::: WORKING DATA

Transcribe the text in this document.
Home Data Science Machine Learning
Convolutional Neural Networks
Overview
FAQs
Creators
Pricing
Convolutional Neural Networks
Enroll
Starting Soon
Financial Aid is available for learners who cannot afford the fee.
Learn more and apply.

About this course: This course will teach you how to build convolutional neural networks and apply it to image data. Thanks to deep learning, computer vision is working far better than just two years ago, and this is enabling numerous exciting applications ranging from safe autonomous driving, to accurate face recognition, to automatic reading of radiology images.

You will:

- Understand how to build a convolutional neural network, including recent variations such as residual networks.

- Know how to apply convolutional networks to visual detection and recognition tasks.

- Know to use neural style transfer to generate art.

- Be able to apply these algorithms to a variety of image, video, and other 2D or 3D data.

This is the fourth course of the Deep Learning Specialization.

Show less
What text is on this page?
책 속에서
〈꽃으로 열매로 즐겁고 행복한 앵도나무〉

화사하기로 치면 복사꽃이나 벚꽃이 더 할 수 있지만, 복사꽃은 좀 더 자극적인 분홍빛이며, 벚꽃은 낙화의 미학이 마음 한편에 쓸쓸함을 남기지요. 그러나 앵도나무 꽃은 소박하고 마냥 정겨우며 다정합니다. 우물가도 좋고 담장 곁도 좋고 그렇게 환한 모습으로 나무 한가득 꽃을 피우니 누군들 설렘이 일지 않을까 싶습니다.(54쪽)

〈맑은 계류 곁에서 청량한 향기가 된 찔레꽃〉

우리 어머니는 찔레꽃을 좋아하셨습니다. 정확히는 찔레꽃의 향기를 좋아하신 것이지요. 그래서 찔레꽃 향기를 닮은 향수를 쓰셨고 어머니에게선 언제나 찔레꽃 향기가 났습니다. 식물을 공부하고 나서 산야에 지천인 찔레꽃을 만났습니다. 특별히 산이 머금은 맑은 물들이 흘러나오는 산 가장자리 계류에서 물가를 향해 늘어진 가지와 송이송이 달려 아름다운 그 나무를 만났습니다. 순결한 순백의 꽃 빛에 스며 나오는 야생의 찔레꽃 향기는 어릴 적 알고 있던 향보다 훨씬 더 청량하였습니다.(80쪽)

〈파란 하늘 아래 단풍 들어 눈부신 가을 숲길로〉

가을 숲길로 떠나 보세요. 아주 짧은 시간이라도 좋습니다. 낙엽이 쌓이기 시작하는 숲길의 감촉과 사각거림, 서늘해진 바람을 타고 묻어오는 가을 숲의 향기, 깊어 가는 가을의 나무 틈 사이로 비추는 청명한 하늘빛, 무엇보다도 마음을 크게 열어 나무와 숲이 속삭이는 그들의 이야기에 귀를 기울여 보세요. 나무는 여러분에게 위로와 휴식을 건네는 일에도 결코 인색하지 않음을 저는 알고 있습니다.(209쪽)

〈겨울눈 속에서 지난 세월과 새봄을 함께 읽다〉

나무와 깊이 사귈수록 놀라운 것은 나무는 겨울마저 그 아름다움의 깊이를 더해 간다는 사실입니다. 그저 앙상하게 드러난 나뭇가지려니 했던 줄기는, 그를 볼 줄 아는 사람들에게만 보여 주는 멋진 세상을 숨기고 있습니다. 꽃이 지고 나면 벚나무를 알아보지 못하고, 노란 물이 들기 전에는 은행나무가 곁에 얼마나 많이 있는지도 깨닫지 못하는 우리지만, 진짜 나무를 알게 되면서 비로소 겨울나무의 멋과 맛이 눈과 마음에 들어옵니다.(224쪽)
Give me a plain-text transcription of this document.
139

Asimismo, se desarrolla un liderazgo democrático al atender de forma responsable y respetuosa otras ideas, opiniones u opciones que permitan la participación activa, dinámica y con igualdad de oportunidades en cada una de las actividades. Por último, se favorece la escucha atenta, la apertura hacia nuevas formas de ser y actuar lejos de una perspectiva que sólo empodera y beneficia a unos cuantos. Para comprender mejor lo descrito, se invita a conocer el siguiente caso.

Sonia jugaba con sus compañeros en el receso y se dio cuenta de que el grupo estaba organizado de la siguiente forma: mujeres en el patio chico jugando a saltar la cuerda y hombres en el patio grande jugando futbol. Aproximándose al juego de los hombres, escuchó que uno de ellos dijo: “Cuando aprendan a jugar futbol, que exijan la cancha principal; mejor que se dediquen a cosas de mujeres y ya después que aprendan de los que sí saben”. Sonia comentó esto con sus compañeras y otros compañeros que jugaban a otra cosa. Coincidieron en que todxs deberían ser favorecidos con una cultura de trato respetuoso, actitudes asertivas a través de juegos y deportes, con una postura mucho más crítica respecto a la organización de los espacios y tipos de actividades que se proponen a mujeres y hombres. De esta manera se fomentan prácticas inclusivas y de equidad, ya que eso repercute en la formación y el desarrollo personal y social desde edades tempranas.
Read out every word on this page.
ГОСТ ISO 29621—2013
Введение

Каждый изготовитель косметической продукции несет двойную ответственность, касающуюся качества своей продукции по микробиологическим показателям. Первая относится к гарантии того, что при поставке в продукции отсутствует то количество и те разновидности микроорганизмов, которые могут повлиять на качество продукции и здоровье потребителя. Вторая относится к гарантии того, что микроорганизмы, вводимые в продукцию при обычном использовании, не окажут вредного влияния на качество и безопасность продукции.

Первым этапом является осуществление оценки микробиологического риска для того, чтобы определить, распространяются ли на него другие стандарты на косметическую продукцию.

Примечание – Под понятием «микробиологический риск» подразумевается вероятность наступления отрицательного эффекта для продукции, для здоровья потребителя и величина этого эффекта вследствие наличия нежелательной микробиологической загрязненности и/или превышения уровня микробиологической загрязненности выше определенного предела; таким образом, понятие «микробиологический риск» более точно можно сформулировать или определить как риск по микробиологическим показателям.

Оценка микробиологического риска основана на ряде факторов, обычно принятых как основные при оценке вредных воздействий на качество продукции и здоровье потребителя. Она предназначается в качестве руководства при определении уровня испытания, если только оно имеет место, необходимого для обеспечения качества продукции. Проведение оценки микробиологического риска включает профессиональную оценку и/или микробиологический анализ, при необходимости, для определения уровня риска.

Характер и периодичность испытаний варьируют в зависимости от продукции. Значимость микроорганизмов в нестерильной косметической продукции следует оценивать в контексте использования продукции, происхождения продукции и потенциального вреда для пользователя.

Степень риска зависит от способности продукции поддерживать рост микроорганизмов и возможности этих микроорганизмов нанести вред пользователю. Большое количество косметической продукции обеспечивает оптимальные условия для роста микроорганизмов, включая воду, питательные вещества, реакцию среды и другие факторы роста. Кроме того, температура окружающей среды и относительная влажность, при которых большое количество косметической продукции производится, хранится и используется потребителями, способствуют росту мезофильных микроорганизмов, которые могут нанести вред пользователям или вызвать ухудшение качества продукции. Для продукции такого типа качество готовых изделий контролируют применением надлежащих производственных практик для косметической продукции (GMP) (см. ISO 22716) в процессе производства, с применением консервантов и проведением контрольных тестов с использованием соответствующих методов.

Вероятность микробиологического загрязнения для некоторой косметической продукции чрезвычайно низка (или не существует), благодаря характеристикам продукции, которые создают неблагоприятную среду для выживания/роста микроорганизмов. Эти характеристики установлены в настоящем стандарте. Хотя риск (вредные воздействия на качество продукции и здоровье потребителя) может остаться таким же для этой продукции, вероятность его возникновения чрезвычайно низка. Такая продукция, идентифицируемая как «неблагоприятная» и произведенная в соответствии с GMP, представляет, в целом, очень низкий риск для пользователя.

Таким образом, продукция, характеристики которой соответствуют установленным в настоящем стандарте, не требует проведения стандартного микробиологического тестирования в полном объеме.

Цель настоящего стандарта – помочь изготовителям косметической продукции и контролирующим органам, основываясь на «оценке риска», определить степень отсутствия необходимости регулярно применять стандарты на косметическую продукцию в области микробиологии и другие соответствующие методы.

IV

::::::

**AIM**
Write out every record shown above, word for word.

**WRITTEN SOLUTION**
Transcribe the text in this document.
Home Data Science Machine Learning
Convolutional Neural Networks
Overview
FAQs
Creators
Pricing
Convolutional Neural Networks
Enroll
Starting Soon
Financial Aid is available for learners who cannot afford the fee.
Learn more and apply.

About this course: This course will teach you how to build convolutional neural networks and apply it to image data. Thanks to deep learning, computer vision is working far better than just two years ago, and this is enabling numerous exciting applications ranging from safe autonomous driving, to accurate face recognition, to automatic reading of radiology images.

You will:

- Understand how to build a convolutional neural network, including recent variations such as residual networks.

- Know how to apply convolutional networks to visual detection and recognition tasks.

- Know to use neural style transfer to generate art.

- Be able to apply these algorithms to a variety of image, video, and other 2D or 3D data.

This is the fourth course of the Deep Learning Specialization.

Show less
What text is on this page?
책 속에서
〈꽃으로 열매로 즐겁고 행복한 앵도나무〉

화사하기로 치면 복사꽃이나 벚꽃이 더 할 수 있지만, 복사꽃은 좀 더 자극적인 분홍빛이며, 벚꽃은 낙화의 미학이 마음 한편에 쓸쓸함을 남기지요. 그러나 앵도나무 꽃은 소박하고 마냥 정겨우며 다정합니다. 우물가도 좋고 담장 곁도 좋고 그렇게 환한 모습으로 나무 한가득 꽃을 피우니 누군들 설렘이 일지 않을까 싶습니다.(54쪽)

〈맑은 계류 곁에서 청량한 향기가 된 찔레꽃〉

우리 어머니는 찔레꽃을 좋아하셨습니다. 정확히는 찔레꽃의 향기를 좋아하신 것이지요. 그래서 찔레꽃 향기를 닮은 향수를 쓰셨고 어머니에게선 언제나 찔레꽃 향기가 났습니다. 식물을 공부하고 나서 산야에 지천인 찔레꽃을 만났습니다. 특별히 산이 머금은 맑은 물들이 흘러나오는 산 가장자리 계류에서 물가를 향해 늘어진 가지와 송이송이 달려 아름다운 그 나무를 만났습니다. 순결한 순백의 꽃 빛에 스며 나오는 야생의 찔레꽃 향기는 어릴 적 알고 있던 향보다 훨씬 더 청량하였습니다.(80쪽)

〈파란 하늘 아래 단풍 들어 눈부신 가을 숲길로〉

가을 숲길로 떠나 보세요. 아주 짧은 시간이라도 좋습니다. 낙엽이 쌓이기 시작하는 숲길의 감촉과 사각거림, 서늘해진 바람을 타고 묻어오는 가을 숲의 향기, 깊어 가는 가을의 나무 틈 사이로 비추는 청명한 하늘빛, 무엇보다도 마음을 크게 열어 나무와 숲이 속삭이는 그들의 이야기에 귀를 기울여 보세요. 나무는 여러분에게 위로와 휴식을 건네는 일에도 결코 인색하지 않음을 저는 알고 있습니다.(209쪽)

〈겨울눈 속에서 지난 세월과 새봄을 함께 읽다〉

나무와 깊이 사귈수록 놀라운 것은 나무는 겨울마저 그 아름다움의 깊이를 더해 간다는 사실입니다. 그저 앙상하게 드러난 나뭇가지려니 했던 줄기는, 그를 볼 줄 아는 사람들에게만 보여 주는 멋진 세상을 숨기고 있습니다. 꽃이 지고 나면 벚나무를 알아보지 못하고, 노란 물이 들기 전에는 은행나무가 곁에 얼마나 많이 있는지도 깨닫지 못하는 우리지만, 진짜 나무를 알게 되면서 비로소 겨울나무의 멋과 맛이 눈과 마음에 들어옵니다.(224쪽)
Give me a plain-text transcription of this document.
139

Asimismo, se desarrolla un liderazgo democrático al atender de forma responsable y respetuosa otras ideas, opiniones u opciones que permitan la participación activa, dinámica y con igualdad de oportunidades en cada una de las actividades. Por último, se favorece la escucha atenta, la apertura hacia nuevas formas de ser y actuar lejos de una perspectiva que sólo empodera y beneficia a unos cuantos. Para comprender mejor lo descrito, se invita a conocer el siguiente caso.

Sonia jugaba con sus compañeros en el receso y se dio cuenta de que el grupo estaba organizado de la siguiente forma: mujeres en el patio chico jugando a saltar la cuerda y hombres en el patio grande jugando futbol. Aproximándose al juego de los hombres, escuchó que uno de ellos dijo: “Cuando aprendan a jugar futbol, que exijan la cancha principal; mejor que se dediquen a cosas de mujeres y ya después que aprendan de los que sí saben”. Sonia comentó esto con sus compañeras y otros compañeros que jugaban a otra cosa. Coincidieron en que todxs deberían ser favorecidos con una cultura de trato respetuoso, actitudes asertivas a través de juegos y deportes, con una postura mucho más crítica respecto a la organización de los espacios y tipos de actividades que se proponen a mujeres y hombres. De esta manera se fomentan prácticas inclusivas y de equidad, ya que eso repercute en la formación y el desarrollo personal y social desde edades tempranas.
Read out every word on this page.
ГОСТ ISO 29621—2013
Введение

Каждый изготовитель косметической продукции несет двойную ответственность, касающуюся качества своей продукции по микробиологическим показателям. Первая относится к гарантии того, что при поставке в продукции отсутствует то количество и те разновидности микроорганизмов, которые могут повлиять на качество продукции и здоровье потребителя. Вторая относится к гарантии того, что микроорганизмы, вводимые в продукцию при обычном использовании, не окажут вредного влияния на качество и безопасность продукции.

Первым этапом является осуществление оценки микробиологического риска для того, чтобы определить, распространяются ли на него другие стандарты на косметическую продукцию.

Примечание – Под понятием «микробиологический риск» подразумевается вероятность наступления отрицательного эффекта для продукции, для здоровья потребителя и величина этого эффекта вследствие наличия нежелательной микробиологической загрязненности и/или превышения уровня микробиологической загрязненности выше определенного предела; таким образом, понятие «микробиологический риск» более точно можно сформулировать или определить как риск по микробиологическим показателям.

Оценка микробиологического риска основана на ряде факторов, обычно принятых как основные при оценке вредных воздействий на качество продукции и здоровье потребителя. Она предназначается в качестве руководства при определении уровня испытания, если только оно имеет место, необходимого для обеспечения качества продукции. Проведение оценки микробиологического риска включает профессиональную оценку и/или микробиологический анализ, при необходимости, для определения уровня риска.

Характер и периодичность испытаний варьируют в зависимости от продукции. Значимость микроорганизмов в нестерильной косметической продукции следует оценивать в контексте использования продукции, происхождения продукции и потенциального вреда для пользователя.

Степень риска зависит от способности продукции поддерживать рост микроорганизмов и возможности этих микроорганизмов нанести вред пользователю. Большое количество косметической продукции обеспечивает оптимальные условия для роста микроорганизмов, включая воду, питательные вещества, реакцию среды и другие факторы роста. Кроме того, температура окружающей среды и относительная влажность, при которых большое количество косметической продукции производится, хранится и используется потребителями, способствуют росту мезофильных микроорганизмов, которые могут нанести вред пользователям или вызвать ухудшение качества продукции. Для продукции такого типа качество готовых изделий контролируют применением надлежащих производственных практик для косметической продукции (GMP) (см. ISO 22716) в процессе производства, с применением консервантов и проведением контрольных тестов с использованием соответствующих методов.

Вероятность микробиологического загрязнения для некоторой косметической продукции чрезвычайно низка (или не существует), благодаря характеристикам продукции, которые создают неблагоприятную среду для выживания/роста микроорганизмов. Эти характеристики установлены в настоящем стандарте. Хотя риск (вредные воздействия на качество продукции и здоровье потребителя) может остаться таким же для этой продукции, вероятность его возникновения чрезвычайно низка. Такая продукция, идентифицируемая как «неблагоприятная» и произведенная в соответствии с GMP, представляет, в целом, очень низкий риск для пользователя.

Таким образом, продукция, характеристики которой соответствуют установленным в настоящем стандарте, не требует проведения стандартного микробиологического тестирования в полном объеме.

Цель настоящего стандарта – помочь изготовителям косметической продукции и контролирующим органам, основываясь на «оценке риска», определить степень отсутствия необходимости регулярно применять стандарты на косметическую продукцию в области микробиологии и другие соответствующие методы.

IV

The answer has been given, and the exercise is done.